◆ YOUR INSTRUCTIONS ◆
Look for "content" in each line of the entries, and return the matching lines.

Records excerpted from a collection:

:::::

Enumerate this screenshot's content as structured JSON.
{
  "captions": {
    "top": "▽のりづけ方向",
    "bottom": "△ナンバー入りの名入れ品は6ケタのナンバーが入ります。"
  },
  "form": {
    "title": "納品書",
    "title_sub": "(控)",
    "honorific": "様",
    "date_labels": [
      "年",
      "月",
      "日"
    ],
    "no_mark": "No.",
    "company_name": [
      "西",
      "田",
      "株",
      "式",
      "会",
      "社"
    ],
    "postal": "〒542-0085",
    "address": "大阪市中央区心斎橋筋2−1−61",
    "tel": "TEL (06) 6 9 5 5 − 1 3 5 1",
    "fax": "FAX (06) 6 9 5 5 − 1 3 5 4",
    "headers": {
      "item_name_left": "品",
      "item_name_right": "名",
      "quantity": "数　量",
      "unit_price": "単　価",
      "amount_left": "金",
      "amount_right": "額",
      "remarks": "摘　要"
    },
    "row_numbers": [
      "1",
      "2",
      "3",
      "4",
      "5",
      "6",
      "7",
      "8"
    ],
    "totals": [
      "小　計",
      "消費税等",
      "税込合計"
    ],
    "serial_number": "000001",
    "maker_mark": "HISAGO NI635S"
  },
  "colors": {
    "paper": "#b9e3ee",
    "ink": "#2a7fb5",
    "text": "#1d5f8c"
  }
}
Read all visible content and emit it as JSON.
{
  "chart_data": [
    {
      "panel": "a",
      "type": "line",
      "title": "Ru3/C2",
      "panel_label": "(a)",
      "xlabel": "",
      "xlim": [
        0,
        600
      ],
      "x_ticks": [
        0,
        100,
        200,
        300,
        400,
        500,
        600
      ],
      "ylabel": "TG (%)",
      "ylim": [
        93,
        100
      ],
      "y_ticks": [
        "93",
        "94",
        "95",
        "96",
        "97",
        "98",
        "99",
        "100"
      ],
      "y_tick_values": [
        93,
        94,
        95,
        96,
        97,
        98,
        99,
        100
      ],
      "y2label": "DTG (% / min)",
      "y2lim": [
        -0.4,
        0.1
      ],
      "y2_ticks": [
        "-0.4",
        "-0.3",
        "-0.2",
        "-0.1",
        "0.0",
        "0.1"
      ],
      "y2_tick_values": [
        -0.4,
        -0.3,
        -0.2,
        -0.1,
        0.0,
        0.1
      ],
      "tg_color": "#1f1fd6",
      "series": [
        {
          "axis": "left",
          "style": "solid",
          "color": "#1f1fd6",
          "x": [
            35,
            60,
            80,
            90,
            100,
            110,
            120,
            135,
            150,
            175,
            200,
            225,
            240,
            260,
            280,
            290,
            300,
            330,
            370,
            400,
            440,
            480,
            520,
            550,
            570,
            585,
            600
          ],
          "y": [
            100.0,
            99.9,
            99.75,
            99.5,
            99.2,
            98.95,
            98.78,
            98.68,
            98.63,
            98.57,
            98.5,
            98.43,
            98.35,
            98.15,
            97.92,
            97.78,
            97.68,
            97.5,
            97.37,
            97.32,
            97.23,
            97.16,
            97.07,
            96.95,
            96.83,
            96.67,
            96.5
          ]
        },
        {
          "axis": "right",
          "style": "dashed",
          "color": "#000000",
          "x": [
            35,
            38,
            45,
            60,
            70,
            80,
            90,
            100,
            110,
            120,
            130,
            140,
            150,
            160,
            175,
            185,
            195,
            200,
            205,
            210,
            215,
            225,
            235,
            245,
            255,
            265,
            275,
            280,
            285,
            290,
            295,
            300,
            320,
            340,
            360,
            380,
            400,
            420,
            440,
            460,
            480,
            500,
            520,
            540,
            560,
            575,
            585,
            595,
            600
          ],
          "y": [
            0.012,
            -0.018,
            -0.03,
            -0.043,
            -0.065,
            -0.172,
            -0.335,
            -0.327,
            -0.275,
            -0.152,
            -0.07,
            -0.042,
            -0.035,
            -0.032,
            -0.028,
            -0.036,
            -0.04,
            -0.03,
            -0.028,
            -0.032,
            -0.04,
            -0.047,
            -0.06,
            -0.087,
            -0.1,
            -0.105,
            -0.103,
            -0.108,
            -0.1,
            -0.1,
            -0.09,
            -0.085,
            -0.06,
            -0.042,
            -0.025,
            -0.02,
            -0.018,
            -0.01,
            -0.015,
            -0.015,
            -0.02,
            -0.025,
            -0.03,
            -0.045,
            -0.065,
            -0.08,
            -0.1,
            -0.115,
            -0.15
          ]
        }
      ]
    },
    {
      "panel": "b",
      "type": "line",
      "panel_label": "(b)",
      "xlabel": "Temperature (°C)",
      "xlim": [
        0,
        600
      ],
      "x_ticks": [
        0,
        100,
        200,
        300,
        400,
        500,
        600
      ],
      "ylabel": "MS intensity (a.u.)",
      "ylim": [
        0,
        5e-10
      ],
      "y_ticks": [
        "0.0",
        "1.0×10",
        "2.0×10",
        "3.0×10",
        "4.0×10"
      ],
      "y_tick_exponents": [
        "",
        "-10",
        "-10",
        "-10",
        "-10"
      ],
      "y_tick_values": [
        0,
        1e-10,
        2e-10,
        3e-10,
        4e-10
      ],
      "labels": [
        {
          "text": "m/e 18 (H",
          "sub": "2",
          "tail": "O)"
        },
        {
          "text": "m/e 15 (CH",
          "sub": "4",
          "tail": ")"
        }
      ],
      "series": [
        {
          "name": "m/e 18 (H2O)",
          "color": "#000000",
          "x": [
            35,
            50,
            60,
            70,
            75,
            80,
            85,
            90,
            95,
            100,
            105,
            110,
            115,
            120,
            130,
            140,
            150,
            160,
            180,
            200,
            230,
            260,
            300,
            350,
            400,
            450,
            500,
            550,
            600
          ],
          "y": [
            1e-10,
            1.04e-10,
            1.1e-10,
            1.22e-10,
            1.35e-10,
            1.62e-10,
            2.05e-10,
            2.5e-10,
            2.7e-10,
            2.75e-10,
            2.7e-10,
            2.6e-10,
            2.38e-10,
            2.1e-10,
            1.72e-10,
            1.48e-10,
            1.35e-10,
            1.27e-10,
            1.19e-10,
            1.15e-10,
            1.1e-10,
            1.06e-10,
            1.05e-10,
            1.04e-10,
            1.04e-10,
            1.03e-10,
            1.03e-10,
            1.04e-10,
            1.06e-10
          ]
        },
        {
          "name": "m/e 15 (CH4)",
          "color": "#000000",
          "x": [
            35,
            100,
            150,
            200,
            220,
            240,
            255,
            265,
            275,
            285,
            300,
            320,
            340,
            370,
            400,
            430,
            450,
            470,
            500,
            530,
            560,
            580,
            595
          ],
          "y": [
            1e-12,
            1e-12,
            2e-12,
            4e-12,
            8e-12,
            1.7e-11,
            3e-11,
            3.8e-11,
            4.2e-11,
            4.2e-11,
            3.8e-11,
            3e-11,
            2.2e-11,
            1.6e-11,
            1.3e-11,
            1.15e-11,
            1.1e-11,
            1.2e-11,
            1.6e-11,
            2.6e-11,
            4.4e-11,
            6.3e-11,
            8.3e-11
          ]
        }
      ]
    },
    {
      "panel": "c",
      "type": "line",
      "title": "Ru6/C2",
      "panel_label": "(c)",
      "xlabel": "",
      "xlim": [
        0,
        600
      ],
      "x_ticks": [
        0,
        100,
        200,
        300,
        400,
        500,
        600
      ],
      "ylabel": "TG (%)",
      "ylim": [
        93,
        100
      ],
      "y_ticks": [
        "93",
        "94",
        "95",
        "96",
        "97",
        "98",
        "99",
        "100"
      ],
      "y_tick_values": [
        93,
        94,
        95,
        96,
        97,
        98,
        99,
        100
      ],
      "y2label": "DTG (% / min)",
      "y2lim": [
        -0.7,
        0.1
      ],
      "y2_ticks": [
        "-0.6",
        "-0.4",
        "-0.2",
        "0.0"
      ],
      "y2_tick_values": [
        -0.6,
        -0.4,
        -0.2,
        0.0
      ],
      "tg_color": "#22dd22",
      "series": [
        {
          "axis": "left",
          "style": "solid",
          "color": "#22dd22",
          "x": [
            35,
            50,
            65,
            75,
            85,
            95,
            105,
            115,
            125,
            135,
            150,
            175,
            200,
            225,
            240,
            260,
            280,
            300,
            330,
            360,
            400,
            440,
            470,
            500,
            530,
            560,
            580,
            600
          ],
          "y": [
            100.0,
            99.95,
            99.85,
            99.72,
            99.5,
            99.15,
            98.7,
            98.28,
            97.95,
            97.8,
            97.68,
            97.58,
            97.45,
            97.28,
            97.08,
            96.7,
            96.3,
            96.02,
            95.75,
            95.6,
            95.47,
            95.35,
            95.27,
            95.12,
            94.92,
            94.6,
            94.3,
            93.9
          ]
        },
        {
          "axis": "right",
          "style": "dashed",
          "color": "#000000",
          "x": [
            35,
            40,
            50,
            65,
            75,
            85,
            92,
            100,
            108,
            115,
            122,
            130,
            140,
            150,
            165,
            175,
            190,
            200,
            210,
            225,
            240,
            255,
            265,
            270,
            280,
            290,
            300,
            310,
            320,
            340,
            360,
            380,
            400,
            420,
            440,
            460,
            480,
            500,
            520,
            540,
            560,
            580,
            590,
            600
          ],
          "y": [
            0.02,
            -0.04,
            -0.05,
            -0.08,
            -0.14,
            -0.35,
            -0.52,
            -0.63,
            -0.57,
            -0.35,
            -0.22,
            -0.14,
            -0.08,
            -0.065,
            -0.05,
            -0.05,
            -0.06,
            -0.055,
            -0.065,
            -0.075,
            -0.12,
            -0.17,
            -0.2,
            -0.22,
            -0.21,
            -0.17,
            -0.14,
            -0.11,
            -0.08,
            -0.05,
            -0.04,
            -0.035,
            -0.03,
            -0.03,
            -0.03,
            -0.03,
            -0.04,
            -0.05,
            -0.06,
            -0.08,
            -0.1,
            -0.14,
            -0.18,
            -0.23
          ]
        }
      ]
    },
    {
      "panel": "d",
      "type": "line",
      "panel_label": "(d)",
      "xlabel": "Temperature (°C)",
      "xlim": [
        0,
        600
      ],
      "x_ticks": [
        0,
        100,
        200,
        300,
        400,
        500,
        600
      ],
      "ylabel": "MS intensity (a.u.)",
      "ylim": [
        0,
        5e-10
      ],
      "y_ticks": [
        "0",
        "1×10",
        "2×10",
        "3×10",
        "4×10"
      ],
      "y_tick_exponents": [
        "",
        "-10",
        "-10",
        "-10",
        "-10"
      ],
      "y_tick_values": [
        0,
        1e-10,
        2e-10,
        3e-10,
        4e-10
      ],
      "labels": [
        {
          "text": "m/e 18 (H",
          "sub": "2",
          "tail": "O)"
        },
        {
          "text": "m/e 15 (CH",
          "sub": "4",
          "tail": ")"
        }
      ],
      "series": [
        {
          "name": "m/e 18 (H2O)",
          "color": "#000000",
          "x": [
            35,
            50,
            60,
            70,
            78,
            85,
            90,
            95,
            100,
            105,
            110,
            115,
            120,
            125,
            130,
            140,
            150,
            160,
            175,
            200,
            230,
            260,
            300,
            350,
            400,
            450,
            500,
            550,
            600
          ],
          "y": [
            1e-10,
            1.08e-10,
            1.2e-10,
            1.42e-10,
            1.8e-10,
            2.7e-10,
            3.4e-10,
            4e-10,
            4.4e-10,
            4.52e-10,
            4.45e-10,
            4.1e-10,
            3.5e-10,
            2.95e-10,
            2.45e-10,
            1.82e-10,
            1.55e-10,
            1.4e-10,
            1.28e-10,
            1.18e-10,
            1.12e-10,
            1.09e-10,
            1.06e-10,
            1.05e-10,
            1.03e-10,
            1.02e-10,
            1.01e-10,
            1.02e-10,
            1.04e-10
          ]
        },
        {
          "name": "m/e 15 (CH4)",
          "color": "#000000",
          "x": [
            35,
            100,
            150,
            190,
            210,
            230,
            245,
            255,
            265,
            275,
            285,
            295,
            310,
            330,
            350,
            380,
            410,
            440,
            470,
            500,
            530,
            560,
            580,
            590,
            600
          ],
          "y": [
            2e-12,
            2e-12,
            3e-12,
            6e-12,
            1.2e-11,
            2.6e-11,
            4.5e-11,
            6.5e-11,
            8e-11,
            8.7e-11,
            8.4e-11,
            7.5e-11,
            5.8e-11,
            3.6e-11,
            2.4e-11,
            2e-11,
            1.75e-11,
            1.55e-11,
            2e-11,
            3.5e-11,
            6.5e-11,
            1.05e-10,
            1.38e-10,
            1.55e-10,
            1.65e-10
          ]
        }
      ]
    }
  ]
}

:::::

◆ RESULT FOR THIS TASK ◆
Enumerate this screenshot's content as structured JSON.
Read all visible content and emit it as JSON.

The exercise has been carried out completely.